* START Data shown *

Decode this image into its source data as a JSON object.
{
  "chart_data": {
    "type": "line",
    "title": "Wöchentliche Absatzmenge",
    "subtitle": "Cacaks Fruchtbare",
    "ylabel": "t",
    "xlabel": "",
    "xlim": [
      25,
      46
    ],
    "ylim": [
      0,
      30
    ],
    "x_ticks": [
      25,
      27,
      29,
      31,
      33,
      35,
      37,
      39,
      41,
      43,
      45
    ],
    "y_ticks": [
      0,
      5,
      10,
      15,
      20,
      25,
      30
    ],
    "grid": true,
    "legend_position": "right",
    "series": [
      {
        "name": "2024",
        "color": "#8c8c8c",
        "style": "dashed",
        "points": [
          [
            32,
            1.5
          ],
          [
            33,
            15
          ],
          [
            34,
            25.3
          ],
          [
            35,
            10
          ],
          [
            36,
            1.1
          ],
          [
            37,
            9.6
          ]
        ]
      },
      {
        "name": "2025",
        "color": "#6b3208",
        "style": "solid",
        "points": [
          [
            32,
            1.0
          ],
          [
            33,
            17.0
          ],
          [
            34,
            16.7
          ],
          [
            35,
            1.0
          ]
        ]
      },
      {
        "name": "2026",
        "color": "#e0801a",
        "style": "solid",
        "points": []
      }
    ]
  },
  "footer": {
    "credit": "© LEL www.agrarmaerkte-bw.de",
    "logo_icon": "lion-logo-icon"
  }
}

* END Data shown *

Your goal: Extract each record, keeping it identical to the original.

Response:
Decode this image into its source data as a JSON object.
{
  "chart_data": {
    "type": "line",
    "title": "Wöchentliche Absatzmenge",
    "subtitle": "Cacaks Fruchtbare",
    "ylabel": "t",
    "xlabel": "",
    "xlim": [
      25,
      46
    ],
    "ylim": [
      0,
      30
    ],
    "x_ticks": [
      25,
      27,
      29,
      31,
      33,
      35,
      37,
      39,
      41,
      43,
      45
    ],
    "y_ticks": [
      0,
      5,
      10,
      15,
      20,
      25,
      30
    ],
    "grid": true,
    "legend_position": "right",
    "series": [
      {
        "name": "2024",
        "color": "#8c8c8c",
        "style": "dashed",
        "points": [
          [
            32,
            1.5
          ],
          [
            33,
            15
          ],
          [
            34,
            25.3
          ],
          [
            35,
            10
          ],
          [
            36,
            1.1
          ],
          [
            37,
            9.6
          ]
        ]
      },
      {
        "name": "2025",
        "color": "#6b3208",
        "style": "solid",
        "points": [
          [
            32,
            1.0
          ],
          [
            33,
            17.0
          ],
          [
            34,
            16.7
          ],
          [
            35,
            1.0
          ]
        ]
      },
      {
        "name": "2026",
        "color": "#e0801a",
        "style": "solid",
        "points": []
      }
    ]
  },
  "footer": {
    "credit": "© LEL www.agrarmaerkte-bw.de",
    "logo_icon": "lion-logo-icon"
  }
}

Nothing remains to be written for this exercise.